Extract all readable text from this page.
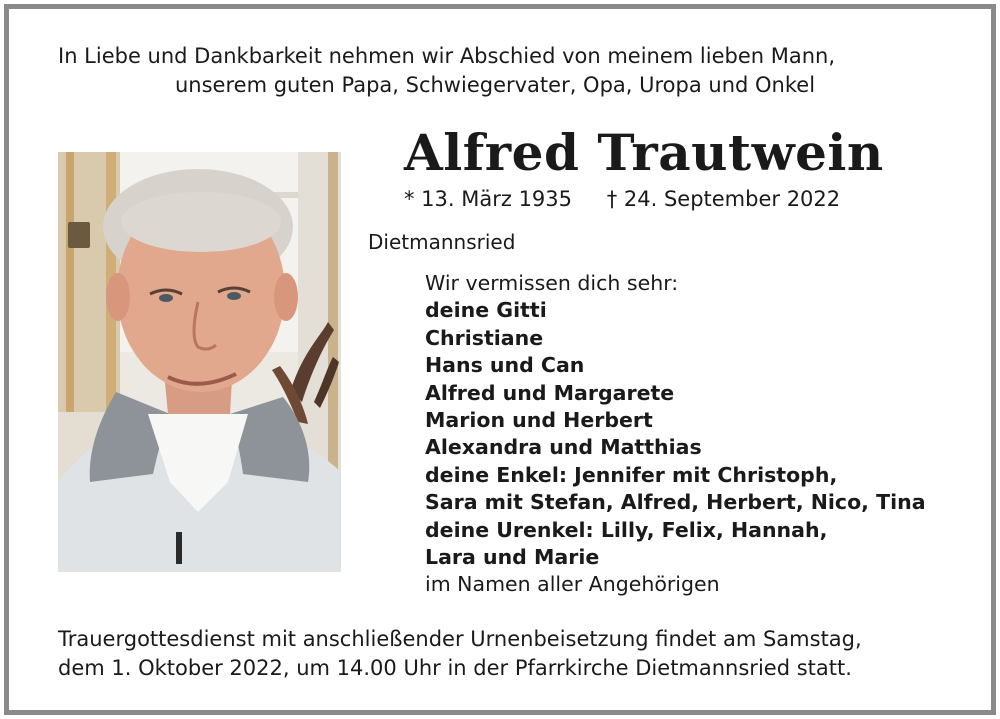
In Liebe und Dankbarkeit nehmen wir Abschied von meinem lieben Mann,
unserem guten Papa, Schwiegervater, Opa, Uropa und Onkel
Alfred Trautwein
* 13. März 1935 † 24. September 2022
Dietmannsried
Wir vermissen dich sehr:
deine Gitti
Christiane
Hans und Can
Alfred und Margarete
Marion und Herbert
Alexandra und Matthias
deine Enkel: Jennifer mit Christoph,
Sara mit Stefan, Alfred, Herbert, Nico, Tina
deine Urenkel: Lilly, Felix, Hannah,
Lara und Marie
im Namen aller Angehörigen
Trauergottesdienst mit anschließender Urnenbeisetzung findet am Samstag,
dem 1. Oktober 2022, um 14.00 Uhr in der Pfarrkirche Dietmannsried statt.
****
**Short problem**
Transcribe the whole listing exactly. Pictures stay out of your copy.

**Answer to the exercise**
Extract all readable text from this page.
In Liebe und Dankbarkeit nehmen wir Abschied von meinem lieben Mann,
unserem guten Papa, Schwiegervater, Opa, Uropa und Onkel
Alfred Trautwein
* 13. März 1935 † 24. September 2022
Dietmannsried
Wir vermissen dich sehr:
deine Gitti
Christiane
Hans und Can
Alfred und Margarete
Marion und Herbert
Alexandra und Matthias
deine Enkel: Jennifer mit Christoph,
Sara mit Stefan, Alfred, Herbert, Nico, Tina
deine Urenkel: Lilly, Felix, Hannah,
Lara und Marie
im Namen aller Angehörigen
Trauergottesdienst mit anschließender Urnenbeisetzung findet am Samstag,
dem 1. Oktober 2022, um 14.00 Uhr in der Pfarrkirche Dietmannsried statt.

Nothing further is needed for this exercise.